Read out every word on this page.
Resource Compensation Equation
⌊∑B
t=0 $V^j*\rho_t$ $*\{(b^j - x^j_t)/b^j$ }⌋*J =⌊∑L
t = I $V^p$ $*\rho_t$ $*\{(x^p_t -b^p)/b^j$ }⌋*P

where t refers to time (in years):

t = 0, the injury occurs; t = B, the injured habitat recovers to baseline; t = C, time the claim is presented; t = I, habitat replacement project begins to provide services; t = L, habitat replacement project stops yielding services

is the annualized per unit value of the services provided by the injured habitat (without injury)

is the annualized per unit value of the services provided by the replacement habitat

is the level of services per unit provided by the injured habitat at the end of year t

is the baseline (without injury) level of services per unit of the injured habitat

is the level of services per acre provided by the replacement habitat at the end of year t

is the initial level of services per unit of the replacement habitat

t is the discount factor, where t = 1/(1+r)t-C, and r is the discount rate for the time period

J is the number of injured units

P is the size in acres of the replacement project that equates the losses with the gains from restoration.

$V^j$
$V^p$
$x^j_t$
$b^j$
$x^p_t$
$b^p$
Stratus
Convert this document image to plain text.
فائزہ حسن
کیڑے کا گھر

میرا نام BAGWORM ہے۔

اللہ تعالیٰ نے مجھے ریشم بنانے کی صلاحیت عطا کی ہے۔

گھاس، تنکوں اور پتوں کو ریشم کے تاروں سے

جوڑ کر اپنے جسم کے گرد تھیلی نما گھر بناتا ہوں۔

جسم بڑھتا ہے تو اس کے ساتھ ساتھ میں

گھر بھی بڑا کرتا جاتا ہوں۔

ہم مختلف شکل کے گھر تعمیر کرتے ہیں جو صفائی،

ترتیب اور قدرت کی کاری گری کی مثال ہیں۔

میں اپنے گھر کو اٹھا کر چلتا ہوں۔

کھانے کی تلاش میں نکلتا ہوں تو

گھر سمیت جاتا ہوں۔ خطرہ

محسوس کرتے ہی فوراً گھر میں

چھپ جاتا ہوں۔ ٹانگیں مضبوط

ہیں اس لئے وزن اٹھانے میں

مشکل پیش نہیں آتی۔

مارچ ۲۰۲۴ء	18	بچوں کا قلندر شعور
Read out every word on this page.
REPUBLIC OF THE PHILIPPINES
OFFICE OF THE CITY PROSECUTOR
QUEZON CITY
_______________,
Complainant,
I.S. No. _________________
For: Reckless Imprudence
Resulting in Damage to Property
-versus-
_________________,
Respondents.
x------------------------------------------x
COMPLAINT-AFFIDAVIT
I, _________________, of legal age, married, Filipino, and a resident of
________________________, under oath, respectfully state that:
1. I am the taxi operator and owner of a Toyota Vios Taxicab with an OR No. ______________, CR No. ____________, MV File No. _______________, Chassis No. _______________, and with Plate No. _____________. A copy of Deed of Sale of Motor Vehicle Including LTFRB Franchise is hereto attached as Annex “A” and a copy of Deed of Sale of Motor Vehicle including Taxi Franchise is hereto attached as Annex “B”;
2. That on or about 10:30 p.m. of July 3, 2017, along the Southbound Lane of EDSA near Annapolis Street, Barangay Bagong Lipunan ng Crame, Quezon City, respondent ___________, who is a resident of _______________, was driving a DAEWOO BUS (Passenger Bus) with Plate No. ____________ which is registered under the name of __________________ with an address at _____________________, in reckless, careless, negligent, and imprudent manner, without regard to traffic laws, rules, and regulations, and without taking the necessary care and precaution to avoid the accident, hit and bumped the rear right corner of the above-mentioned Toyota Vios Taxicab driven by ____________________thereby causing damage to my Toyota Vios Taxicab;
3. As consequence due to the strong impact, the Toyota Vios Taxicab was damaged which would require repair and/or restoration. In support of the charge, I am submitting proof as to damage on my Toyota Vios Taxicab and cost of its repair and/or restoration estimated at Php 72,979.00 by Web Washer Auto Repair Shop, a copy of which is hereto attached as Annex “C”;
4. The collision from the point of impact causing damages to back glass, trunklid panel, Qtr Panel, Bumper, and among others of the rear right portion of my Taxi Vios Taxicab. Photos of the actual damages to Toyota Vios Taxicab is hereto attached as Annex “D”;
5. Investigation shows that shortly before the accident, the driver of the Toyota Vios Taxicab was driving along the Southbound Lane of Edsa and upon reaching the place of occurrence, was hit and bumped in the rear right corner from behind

● ● ●

**Task details**
Repeat the data verbatim.

**Answer for the task**
Read out every word on this page.
Resource Compensation Equation
⌊∑B
t=0 $V^j*\rho_t$ $*\{(b^j - x^j_t)/b^j$ }⌋*J =⌊∑L
t = I $V^p$ $*\rho_t$ $*\{(x^p_t -b^p)/b^j$ }⌋*P

where t refers to time (in years):

t = 0, the injury occurs; t = B, the injured habitat recovers to baseline; t = C, time the claim is presented; t = I, habitat replacement project begins to provide services; t = L, habitat replacement project stops yielding services

is the annualized per unit value of the services provided by the injured habitat (without injury)

is the annualized per unit value of the services provided by the replacement habitat

is the level of services per unit provided by the injured habitat at the end of year t

is the baseline (without injury) level of services per unit of the injured habitat

is the level of services per acre provided by the replacement habitat at the end of year t

is the initial level of services per unit of the replacement habitat

t is the discount factor, where t = 1/(1+r)t-C, and r is the discount rate for the time period

J is the number of injured units

P is the size in acres of the replacement project that equates the losses with the gains from restoration.

$V^j$
$V^p$
$x^j_t$
$b^j$
$x^p_t$
$b^p$
Stratus
Convert this document image to plain text.
فائزہ حسن
کیڑے کا گھر

میرا نام BAGWORM ہے۔

اللہ تعالیٰ نے مجھے ریشم بنانے کی صلاحیت عطا کی ہے۔

گھاس، تنکوں اور پتوں کو ریشم کے تاروں سے

جوڑ کر اپنے جسم کے گرد تھیلی نما گھر بناتا ہوں۔

جسم بڑھتا ہے تو اس کے ساتھ ساتھ میں

گھر بھی بڑا کرتا جاتا ہوں۔

ہم مختلف شکل کے گھر تعمیر کرتے ہیں جو صفائی،

ترتیب اور قدرت کی کاری گری کی مثال ہیں۔

میں اپنے گھر کو اٹھا کر چلتا ہوں۔

کھانے کی تلاش میں نکلتا ہوں تو

گھر سمیت جاتا ہوں۔ خطرہ

محسوس کرتے ہی فوراً گھر میں

چھپ جاتا ہوں۔ ٹانگیں مضبوط

ہیں اس لئے وزن اٹھانے میں

مشکل پیش نہیں آتی۔

مارچ ۲۰۲۴ء	18	بچوں کا قلندر شعور
Read out every word on this page.
REPUBLIC OF THE PHILIPPINES
OFFICE OF THE CITY PROSECUTOR
QUEZON CITY
_______________,
Complainant,
I.S. No. _________________
For: Reckless Imprudence
Resulting in Damage to Property
-versus-
_________________,
Respondents.
x------------------------------------------x
COMPLAINT-AFFIDAVIT
I, _________________, of legal age, married, Filipino, and a resident of
________________________, under oath, respectfully state that:
1. I am the taxi operator and owner of a Toyota Vios Taxicab with an OR No. ______________, CR No. ____________, MV File No. _______________, Chassis No. _______________, and with Plate No. _____________. A copy of Deed of Sale of Motor Vehicle Including LTFRB Franchise is hereto attached as Annex “A” and a copy of Deed of Sale of Motor Vehicle including Taxi Franchise is hereto attached as Annex “B”;
2. That on or about 10:30 p.m. of July 3, 2017, along the Southbound Lane of EDSA near Annapolis Street, Barangay Bagong Lipunan ng Crame, Quezon City, respondent ___________, who is a resident of _______________, was driving a DAEWOO BUS (Passenger Bus) with Plate No. ____________ which is registered under the name of __________________ with an address at _____________________, in reckless, careless, negligent, and imprudent manner, without regard to traffic laws, rules, and regulations, and without taking the necessary care and precaution to avoid the accident, hit and bumped the rear right corner of the above-mentioned Toyota Vios Taxicab driven by ____________________thereby causing damage to my Toyota Vios Taxicab;
3. As consequence due to the strong impact, the Toyota Vios Taxicab was damaged which would require repair and/or restoration. In support of the charge, I am submitting proof as to damage on my Toyota Vios Taxicab and cost of its repair and/or restoration estimated at Php 72,979.00 by Web Washer Auto Repair Shop, a copy of which is hereto attached as Annex “C”;
4. The collision from the point of impact causing damages to back glass, trunklid panel, Qtr Panel, Bumper, and among others of the rear right portion of my Taxi Vios Taxicab. Photos of the actual damages to Toyota Vios Taxicab is hereto attached as Annex “D”;
5. Investigation shows that shortly before the accident, the driver of the Toyota Vios Taxicab was driving along the Southbound Lane of Edsa and upon reaching the place of occurrence, was hit and bumped in the rear right corner from behind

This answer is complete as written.